Lines of data:
+++++

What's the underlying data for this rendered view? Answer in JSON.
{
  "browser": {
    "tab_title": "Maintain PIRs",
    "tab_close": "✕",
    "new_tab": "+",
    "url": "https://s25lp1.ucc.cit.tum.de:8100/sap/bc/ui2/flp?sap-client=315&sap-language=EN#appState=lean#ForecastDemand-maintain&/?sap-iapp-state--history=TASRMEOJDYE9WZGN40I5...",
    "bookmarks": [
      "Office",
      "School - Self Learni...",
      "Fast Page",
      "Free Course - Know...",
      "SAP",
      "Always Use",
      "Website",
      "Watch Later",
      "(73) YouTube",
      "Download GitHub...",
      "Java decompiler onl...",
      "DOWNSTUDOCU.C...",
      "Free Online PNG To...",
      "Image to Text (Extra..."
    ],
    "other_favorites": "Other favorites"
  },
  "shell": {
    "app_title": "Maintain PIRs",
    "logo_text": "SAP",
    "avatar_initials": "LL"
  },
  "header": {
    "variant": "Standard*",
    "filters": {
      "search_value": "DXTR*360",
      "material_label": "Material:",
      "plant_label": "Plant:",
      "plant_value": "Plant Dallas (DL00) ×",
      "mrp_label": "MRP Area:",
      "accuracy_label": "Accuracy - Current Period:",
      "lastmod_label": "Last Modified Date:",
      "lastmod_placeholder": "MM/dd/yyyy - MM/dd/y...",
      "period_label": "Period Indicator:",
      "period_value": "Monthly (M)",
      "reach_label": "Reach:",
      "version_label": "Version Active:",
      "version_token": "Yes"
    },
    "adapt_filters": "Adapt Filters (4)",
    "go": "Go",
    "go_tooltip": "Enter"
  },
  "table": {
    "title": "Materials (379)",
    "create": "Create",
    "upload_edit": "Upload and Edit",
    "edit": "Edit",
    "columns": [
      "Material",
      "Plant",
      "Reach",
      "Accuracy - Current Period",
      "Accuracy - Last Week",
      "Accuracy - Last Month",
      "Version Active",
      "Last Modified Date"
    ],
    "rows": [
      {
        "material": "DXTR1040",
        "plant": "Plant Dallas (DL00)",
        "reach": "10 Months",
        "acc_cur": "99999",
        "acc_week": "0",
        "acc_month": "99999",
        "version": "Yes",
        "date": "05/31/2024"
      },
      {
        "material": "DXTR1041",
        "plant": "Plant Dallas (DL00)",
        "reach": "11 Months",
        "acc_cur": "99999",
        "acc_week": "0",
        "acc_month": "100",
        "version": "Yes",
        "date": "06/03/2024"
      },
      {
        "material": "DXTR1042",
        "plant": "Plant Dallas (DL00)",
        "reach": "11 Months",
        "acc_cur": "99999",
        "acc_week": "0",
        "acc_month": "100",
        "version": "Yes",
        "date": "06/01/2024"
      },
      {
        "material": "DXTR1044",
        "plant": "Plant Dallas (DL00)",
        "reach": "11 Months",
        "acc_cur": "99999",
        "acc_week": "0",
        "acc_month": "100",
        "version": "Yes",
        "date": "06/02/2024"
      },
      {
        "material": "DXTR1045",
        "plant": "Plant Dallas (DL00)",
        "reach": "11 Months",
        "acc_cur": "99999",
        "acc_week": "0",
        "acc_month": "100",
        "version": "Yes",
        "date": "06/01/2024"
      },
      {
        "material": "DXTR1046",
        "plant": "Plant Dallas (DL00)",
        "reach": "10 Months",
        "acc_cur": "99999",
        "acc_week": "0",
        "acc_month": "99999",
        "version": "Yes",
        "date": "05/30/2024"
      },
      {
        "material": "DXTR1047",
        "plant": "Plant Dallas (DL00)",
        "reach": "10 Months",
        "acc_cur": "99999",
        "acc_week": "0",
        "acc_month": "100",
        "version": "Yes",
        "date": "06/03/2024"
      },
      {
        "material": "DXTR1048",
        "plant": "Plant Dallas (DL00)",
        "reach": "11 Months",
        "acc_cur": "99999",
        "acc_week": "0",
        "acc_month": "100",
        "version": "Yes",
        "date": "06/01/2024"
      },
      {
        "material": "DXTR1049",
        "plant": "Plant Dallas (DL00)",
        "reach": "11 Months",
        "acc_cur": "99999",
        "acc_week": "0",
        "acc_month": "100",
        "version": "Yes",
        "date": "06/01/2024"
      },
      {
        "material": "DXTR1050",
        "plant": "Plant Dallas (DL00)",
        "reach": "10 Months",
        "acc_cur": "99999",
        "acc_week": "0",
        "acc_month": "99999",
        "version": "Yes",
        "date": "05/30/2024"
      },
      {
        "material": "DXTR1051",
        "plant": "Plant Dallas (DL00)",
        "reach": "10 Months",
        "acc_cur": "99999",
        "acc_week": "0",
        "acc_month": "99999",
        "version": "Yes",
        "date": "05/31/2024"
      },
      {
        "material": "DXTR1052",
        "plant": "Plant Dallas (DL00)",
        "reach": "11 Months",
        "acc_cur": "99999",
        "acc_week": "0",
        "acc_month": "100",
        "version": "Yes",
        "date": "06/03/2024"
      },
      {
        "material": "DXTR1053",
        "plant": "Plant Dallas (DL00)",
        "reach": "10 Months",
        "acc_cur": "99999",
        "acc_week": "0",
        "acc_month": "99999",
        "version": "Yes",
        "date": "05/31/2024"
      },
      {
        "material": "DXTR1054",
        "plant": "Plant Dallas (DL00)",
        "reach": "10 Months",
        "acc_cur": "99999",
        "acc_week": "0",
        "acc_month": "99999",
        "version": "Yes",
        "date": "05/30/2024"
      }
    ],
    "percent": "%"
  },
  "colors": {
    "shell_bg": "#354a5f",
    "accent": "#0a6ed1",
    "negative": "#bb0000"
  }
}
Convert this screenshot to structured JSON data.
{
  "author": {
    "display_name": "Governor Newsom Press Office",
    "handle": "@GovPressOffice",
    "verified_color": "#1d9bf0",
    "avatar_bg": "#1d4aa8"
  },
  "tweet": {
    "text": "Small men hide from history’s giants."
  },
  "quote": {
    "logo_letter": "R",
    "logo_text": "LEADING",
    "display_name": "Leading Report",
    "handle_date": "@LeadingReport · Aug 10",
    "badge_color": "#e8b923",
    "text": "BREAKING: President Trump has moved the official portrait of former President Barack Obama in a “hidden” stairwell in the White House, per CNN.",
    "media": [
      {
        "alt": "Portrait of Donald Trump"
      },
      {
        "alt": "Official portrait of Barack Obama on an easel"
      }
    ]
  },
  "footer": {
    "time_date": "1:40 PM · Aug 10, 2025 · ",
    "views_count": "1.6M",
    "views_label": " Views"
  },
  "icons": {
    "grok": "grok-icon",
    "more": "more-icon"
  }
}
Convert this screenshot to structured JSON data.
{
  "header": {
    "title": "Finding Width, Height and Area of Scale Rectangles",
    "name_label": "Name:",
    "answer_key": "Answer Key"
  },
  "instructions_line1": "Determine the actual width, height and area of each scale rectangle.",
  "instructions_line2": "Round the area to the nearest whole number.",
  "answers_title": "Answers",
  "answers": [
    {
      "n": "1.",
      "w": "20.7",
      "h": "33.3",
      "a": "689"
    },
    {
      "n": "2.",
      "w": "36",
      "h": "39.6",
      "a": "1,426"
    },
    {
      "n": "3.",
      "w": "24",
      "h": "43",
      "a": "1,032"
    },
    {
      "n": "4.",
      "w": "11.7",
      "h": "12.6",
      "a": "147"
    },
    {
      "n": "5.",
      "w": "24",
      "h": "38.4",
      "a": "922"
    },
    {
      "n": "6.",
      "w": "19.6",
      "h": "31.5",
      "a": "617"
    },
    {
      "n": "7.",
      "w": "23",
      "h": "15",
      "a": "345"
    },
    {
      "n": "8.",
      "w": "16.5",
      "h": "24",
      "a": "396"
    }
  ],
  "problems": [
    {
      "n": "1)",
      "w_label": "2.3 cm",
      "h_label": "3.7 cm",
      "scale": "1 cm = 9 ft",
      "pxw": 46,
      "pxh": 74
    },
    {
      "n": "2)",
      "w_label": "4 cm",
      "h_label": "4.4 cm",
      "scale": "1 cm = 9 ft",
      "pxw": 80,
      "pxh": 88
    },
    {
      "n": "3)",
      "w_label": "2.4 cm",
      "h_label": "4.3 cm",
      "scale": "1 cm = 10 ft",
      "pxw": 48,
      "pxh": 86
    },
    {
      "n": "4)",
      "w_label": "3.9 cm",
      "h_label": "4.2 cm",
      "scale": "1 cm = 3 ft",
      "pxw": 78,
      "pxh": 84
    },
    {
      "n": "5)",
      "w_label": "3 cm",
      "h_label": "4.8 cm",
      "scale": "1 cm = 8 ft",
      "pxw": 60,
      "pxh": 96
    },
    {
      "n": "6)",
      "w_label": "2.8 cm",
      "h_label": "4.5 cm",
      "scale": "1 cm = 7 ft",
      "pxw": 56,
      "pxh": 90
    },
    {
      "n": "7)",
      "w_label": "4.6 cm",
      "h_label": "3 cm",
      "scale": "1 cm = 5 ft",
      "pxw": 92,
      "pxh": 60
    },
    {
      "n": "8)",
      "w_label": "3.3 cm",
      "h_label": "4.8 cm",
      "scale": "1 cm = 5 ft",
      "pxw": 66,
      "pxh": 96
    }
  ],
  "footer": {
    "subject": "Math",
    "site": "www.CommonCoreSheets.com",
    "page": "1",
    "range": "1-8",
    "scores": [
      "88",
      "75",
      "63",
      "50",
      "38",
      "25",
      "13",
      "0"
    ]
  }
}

+++++

Exercise objective:
Copy every line of the records above that holds the word "Trump".

Solution:
    "text": "BREAKING: President Trump has moved the official portrait of former President Barack Obama in a “hidden” stairwell in the White House, per CNN.",
        "alt": "Portrait of Donald Trump"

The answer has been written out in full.